## Exercise
Take the data below and repeat it exactly.

## Exercise data
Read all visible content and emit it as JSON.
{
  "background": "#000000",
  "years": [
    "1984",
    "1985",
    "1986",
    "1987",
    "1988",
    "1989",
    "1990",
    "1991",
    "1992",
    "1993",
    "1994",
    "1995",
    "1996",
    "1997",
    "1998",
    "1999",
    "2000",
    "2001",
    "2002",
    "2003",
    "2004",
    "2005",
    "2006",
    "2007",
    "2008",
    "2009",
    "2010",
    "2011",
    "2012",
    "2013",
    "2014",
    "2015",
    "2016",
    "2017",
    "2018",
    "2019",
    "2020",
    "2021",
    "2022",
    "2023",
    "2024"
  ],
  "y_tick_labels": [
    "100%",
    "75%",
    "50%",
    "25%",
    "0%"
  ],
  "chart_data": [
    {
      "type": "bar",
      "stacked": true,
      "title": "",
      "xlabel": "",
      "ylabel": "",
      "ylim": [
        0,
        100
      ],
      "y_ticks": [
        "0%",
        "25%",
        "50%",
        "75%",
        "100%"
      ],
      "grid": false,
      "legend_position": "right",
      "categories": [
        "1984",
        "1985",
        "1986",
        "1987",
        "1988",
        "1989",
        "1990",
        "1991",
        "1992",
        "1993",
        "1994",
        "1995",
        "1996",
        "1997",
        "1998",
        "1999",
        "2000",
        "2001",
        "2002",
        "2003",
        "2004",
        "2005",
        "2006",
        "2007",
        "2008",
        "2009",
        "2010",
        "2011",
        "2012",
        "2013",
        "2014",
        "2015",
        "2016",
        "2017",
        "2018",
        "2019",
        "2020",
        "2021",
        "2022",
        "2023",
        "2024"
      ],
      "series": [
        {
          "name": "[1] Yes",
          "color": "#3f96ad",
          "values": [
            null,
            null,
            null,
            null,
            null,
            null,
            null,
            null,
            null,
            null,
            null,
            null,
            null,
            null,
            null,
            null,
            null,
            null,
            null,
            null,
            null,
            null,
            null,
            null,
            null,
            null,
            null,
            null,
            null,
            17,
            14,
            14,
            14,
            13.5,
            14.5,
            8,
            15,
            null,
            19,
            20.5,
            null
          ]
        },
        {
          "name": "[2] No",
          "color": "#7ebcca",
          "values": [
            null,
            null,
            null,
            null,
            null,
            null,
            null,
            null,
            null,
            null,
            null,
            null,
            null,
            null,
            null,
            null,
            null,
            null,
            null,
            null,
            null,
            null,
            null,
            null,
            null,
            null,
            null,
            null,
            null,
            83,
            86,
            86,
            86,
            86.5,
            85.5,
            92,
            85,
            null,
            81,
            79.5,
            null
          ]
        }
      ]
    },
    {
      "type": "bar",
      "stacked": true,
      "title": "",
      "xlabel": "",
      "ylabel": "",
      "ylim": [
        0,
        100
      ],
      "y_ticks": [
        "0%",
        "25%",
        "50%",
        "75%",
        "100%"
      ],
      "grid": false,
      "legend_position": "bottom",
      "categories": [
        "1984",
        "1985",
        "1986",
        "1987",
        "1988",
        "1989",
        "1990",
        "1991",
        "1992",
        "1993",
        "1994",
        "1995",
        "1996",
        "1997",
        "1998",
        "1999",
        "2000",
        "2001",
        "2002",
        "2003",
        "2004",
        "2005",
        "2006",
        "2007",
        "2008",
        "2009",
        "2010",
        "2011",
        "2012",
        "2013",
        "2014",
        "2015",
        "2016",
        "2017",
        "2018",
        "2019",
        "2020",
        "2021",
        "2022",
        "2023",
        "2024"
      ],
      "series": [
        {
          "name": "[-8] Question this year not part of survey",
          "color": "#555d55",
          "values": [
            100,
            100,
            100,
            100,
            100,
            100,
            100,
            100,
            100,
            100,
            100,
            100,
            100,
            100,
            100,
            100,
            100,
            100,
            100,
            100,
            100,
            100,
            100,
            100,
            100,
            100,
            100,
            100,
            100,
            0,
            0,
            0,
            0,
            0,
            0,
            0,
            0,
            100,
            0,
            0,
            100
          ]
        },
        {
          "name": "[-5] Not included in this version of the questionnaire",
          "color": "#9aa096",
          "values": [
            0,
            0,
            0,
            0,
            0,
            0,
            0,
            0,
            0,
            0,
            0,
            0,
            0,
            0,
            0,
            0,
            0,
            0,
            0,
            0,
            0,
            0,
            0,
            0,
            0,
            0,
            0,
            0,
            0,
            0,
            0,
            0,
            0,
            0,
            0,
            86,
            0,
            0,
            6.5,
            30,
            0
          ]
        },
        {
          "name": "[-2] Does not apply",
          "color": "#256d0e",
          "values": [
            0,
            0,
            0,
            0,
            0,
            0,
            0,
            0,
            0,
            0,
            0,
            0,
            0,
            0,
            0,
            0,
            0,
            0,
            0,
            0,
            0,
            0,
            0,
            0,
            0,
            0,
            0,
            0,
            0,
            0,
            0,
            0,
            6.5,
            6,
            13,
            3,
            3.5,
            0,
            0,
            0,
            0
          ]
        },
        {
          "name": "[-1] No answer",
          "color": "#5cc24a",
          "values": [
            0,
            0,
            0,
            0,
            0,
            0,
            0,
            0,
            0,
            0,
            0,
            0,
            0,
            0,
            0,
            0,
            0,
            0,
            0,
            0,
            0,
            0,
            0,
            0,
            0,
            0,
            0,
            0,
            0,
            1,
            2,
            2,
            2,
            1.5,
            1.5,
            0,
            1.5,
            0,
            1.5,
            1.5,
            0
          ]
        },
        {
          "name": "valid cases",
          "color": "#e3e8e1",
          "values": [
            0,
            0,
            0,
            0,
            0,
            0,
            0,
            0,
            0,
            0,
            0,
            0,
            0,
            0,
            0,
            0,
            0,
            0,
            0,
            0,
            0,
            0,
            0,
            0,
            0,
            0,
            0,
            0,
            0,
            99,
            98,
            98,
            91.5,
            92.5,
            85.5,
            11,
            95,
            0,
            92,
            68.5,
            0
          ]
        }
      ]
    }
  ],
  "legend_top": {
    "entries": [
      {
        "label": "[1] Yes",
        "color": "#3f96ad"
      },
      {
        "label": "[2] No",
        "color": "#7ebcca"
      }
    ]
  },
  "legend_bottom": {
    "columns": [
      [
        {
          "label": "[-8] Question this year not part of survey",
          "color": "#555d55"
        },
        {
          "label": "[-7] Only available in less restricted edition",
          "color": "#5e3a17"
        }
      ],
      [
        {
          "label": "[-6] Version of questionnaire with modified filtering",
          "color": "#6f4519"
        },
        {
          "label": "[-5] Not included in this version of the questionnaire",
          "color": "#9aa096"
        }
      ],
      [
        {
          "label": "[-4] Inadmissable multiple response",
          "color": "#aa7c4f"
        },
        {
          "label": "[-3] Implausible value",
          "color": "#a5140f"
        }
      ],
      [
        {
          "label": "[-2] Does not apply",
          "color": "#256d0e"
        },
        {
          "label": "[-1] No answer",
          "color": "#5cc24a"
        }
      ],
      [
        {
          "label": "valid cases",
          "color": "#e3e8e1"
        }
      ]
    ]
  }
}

## Response
Read all visible content and emit it as JSON.
{
  "background": "#000000",
  "years": [
    "1984",
    "1985",
    "1986",
    "1987",
    "1988",
    "1989",
    "1990",
    "1991",
    "1992",
    "1993",
    "1994",
    "1995",
    "1996",
    "1997",
    "1998",
    "1999",
    "2000",
    "2001",
    "2002",
    "2003",
    "2004",
    "2005",
    "2006",
    "2007",
    "2008",
    "2009",
    "2010",
    "2011",
    "2012",
    "2013",
    "2014",
    "2015",
    "2016",
    "2017",
    "2018",
    "2019",
    "2020",
    "2021",
    "2022",
    "2023",
    "2024"
  ],
  "y_tick_labels": [
    "100%",
    "75%",
    "50%",
    "25%",
    "0%"
  ],
  "chart_data": [
    {
      "type": "bar",
      "stacked": true,
      "title": "",
      "xlabel": "",
      "ylabel": "",
      "ylim": [
        0,
        100
      ],
      "y_ticks": [
        "0%",
        "25%",
        "50%",
        "75%",
        "100%"
      ],
      "grid": false,
      "legend_position": "right",
      "categories": [
        "1984",
        "1985",
        "1986",
        "1987",
        "1988",
        "1989",
        "1990",
        "1991",
        "1992",
        "1993",
        "1994",
        "1995",
        "1996",
        "1997",
        "1998",
        "1999",
        "2000",
        "2001",
        "2002",
        "2003",
        "2004",
        "2005",
        "2006",
        "2007",
        "2008",
        "2009",
        "2010",
        "2011",
        "2012",
        "2013",
        "2014",
        "2015",
        "2016",
        "2017",
        "2018",
        "2019",
        "2020",
        "2021",
        "2022",
        "2023",
        "2024"
      ],
      "series": [
        {
          "name": "[1] Yes",
          "color": "#3f96ad",
          "values": [
            null,
            null,
            null,
            null,
            null,
            null,
            null,
            null,
            null,
            null,
            null,
            null,
            null,
            null,
            null,
            null,
            null,
            null,
            null,
            null,
            null,
            null,
            null,
            null,
            null,
            null,
            null,
            null,
            null,
            17,
            14,
            14,
            14,
            13.5,
            14.5,
            8,
            15,
            null,
            19,
            20.5,
            null
          ]
        },
        {
          "name": "[2] No",
          "color": "#7ebcca",
          "values": [
            null,
            null,
            null,
            null,
            null,
            null,
            null,
            null,
            null,
            null,
            null,
            null,
            null,
            null,
            null,
            null,
            null,
            null,
            null,
            null,
            null,
            null,
            null,
            null,
            null,
            null,
            null,
            null,
            null,
            83,
            86,
            86,
            86,
            86.5,
            85.5,
            92,
            85,
            null,
            81,
            79.5,
            null
          ]
        }
      ]
    },
    {
      "type": "bar",
      "stacked": true,
      "title": "",
      "xlabel": "",
      "ylabel": "",
      "ylim": [
        0,
        100
      ],
      "y_ticks": [
        "0%",
        "25%",
        "50%",
        "75%",
        "100%"
      ],
      "grid": false,
      "legend_position": "bottom",
      "categories": [
        "1984",
        "1985",
        "1986",
        "1987",
        "1988",
        "1989",
        "1990",
        "1991",
        "1992",
        "1993",
        "1994",
        "1995",
        "1996",
        "1997",
        "1998",
        "1999",
        "2000",
        "2001",
        "2002",
        "2003",
        "2004",
        "2005",
        "2006",
        "2007",
        "2008",
        "2009",
        "2010",
        "2011",
        "2012",
        "2013",
        "2014",
        "2015",
        "2016",
        "2017",
        "2018",
        "2019",
        "2020",
        "2021",
        "2022",
        "2023",
        "2024"
      ],
      "series": [
        {
          "name": "[-8] Question this year not part of survey",
          "color": "#555d55",
          "values": [
            100,
            100,
            100,
            100,
            100,
            100,
            100,
            100,
            100,
            100,
            100,
            100,
            100,
            100,
            100,
            100,
            100,
            100,
            100,
            100,
            100,
            100,
            100,
            100,
            100,
            100,
            100,
            100,
            100,
            0,
            0,
            0,
            0,
            0,
            0,
            0,
            0,
            100,
            0,
            0,
            100
          ]
        },
        {
          "name": "[-5] Not included in this version of the questionnaire",
          "color": "#9aa096",
          "values": [
            0,
            0,
            0,
            0,
            0,
            0,
            0,
            0,
            0,
            0,
            0,
            0,
            0,
            0,
            0,
            0,
            0,
            0,
            0,
            0,
            0,
            0,
            0,
            0,
            0,
            0,
            0,
            0,
            0,
            0,
            0,
            0,
            0,
            0,
            0,
            86,
            0,
            0,
            6.5,
            30,
            0
          ]
        },
        {
          "name": "[-2] Does not apply",
          "color": "#256d0e",
          "values": [
            0,
            0,
            0,
            0,
            0,
            0,
            0,
            0,
            0,
            0,
            0,
            0,
            0,
            0,
            0,
            0,
            0,
            0,
            0,
            0,
            0,
            0,
            0,
            0,
            0,
            0,
            0,
            0,
            0,
            0,
            0,
            0,
            6.5,
            6,
            13,
            3,
            3.5,
            0,
            0,
            0,
            0
          ]
        },
        {
          "name": "[-1] No answer",
          "color": "#5cc24a",
          "values": [
            0,
            0,
            0,
            0,
            0,
            0,
            0,
            0,
            0,
            0,
            0,
            0,
            0,
            0,
            0,
            0,
            0,
            0,
            0,
            0,
            0,
            0,
            0,
            0,
            0,
            0,
            0,
            0,
            0,
            1,
            2,
            2,
            2,
            1.5,
            1.5,
            0,
            1.5,
            0,
            1.5,
            1.5,
            0
          ]
        },
        {
          "name": "valid cases",
          "color": "#e3e8e1",
          "values": [
            0,
            0,
            0,
            0,
            0,
            0,
            0,
            0,
            0,
            0,
            0,
            0,
            0,
            0,
            0,
            0,
            0,
            0,
            0,
            0,
            0,
            0,
            0,
            0,
            0,
            0,
            0,
            0,
            0,
            99,
            98,
            98,
            91.5,
            92.5,
            85.5,
            11,
            95,
            0,
            92,
            68.5,
            0
          ]
        }
      ]
    }
  ],
  "legend_top": {
    "entries": [
      {
        "label": "[1] Yes",
        "color": "#3f96ad"
      },
      {
        "label": "[2] No",
        "color": "#7ebcca"
      }
    ]
  },
  "legend_bottom": {
    "columns": [
      [
        {
          "label": "[-8] Question this year not part of survey",
          "color": "#555d55"
        },
        {
          "label": "[-7] Only available in less restricted edition",
          "color": "#5e3a17"
        }
      ],
      [
        {
          "label": "[-6] Version of questionnaire with modified filtering",
          "color": "#6f4519"
        },
        {
          "label": "[-5] Not included in this version of the questionnaire",
          "color": "#9aa096"
        }
      ],
      [
        {
          "label": "[-4] Inadmissable multiple response",
          "color": "#aa7c4f"
        },
        {
          "label": "[-3] Implausible value",
          "color": "#a5140f"
        }
      ],
      [
        {
          "label": "[-2] Does not apply",
          "color": "#256d0e"
        },
        {
          "label": "[-1] No answer",
          "color": "#5cc24a"
        }
      ],
      [
        {
          "label": "valid cases",
          "color": "#e3e8e1"
        }
      ]
    ]
  }
}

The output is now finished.